-- begin SOURCE RECORDS --

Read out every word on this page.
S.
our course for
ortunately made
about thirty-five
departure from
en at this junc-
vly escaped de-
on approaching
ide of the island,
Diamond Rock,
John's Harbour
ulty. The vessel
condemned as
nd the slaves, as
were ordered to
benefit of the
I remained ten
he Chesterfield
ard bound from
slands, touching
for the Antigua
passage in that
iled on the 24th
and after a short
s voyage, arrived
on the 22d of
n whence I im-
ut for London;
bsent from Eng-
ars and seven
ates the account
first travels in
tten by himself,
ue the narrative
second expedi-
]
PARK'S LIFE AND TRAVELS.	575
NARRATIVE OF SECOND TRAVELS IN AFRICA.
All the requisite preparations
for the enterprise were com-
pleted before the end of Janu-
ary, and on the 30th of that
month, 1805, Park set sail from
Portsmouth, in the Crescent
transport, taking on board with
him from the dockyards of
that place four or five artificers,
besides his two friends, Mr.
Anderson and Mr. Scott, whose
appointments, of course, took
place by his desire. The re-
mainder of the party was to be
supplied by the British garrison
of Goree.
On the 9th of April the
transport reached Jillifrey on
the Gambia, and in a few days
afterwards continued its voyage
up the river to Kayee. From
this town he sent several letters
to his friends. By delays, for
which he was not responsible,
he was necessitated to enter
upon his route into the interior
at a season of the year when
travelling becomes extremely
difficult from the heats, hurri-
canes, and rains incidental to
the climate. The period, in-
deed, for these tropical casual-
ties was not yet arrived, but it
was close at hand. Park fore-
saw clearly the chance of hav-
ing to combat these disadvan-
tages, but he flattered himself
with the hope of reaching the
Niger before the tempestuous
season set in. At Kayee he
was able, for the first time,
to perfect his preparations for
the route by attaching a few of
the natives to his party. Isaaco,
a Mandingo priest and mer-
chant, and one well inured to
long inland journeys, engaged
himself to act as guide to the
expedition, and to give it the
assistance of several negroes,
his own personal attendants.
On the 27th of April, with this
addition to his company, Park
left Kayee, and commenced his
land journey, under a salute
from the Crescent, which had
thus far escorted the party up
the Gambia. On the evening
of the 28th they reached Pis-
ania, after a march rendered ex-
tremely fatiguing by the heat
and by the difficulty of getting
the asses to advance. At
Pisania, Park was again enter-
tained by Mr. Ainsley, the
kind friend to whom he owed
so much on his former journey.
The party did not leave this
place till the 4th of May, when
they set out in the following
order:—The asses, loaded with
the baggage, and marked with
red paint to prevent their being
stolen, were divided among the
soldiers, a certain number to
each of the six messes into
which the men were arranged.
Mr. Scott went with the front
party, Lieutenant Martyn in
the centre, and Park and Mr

-- end SOURCE RECORDS --

• SHORT TASK
Restate the data above exactly, keeping each word as it stands.

• COMPLETE OUTPUT
Read out every word on this page.
S.
our course for
ortunately made
about thirty-five
departure from
en at this junc-
vly escaped de-
on approaching
ide of the island,
Diamond Rock,
John's Harbour
ulty. The vessel
condemned as
nd the slaves, as
were ordered to
benefit of the
I remained ten
he Chesterfield
ard bound from
slands, touching
for the Antigua
passage in that
iled on the 24th
and after a short
s voyage, arrived
on the 22d of
n whence I im-
ut for London;
bsent from Eng-
ars and seven
ates the account
first travels in
tten by himself,
ue the narrative
second expedi-
]
PARK'S LIFE AND TRAVELS.	575
NARRATIVE OF SECOND TRAVELS IN AFRICA.
All the requisite preparations
for the enterprise were com-
pleted before the end of Janu-
ary, and on the 30th of that
month, 1805, Park set sail from
Portsmouth, in the Crescent
transport, taking on board with
him from the dockyards of
that place four or five artificers,
besides his two friends, Mr.
Anderson and Mr. Scott, whose
appointments, of course, took
place by his desire. The re-
mainder of the party was to be
supplied by the British garrison
of Goree.
On the 9th of April the
transport reached Jillifrey on
the Gambia, and in a few days
afterwards continued its voyage
up the river to Kayee. From
this town he sent several letters
to his friends. By delays, for
which he was not responsible,
he was necessitated to enter
upon his route into the interior
at a season of the year when
travelling becomes extremely
difficult from the heats, hurri-
canes, and rains incidental to
the climate. The period, in-
deed, for these tropical casual-
ties was not yet arrived, but it
was close at hand. Park fore-
saw clearly the chance of hav-
ing to combat these disadvan-
tages, but he flattered himself
with the hope of reaching the
Niger before the tempestuous
season set in. At Kayee he
was able, for the first time,
to perfect his preparations for
the route by attaching a few of
the natives to his party. Isaaco,
a Mandingo priest and mer-
chant, and one well inured to
long inland journeys, engaged
himself to act as guide to the
expedition, and to give it the
assistance of several negroes,
his own personal attendants.
On the 27th of April, with this
addition to his company, Park
left Kayee, and commenced his
land journey, under a salute
from the Crescent, which had
thus far escorted the party up
the Gambia. On the evening
of the 28th they reached Pis-
ania, after a march rendered ex-
tremely fatiguing by the heat
and by the difficulty of getting
the asses to advance. At
Pisania, Park was again enter-
tained by Mr. Ainsley, the
kind friend to whom he owed
so much on his former journey.
The party did not leave this
place till the 4th of May, when
they set out in the following
order:—The asses, loaded with
the baggage, and marked with
red paint to prevent their being
stolen, were divided among the
soldiers, a certain number to
each of the six messes into
which the men were arranged.
Mr. Scott went with the front
party, Lieutenant Martyn in
the centre, and Park and Mr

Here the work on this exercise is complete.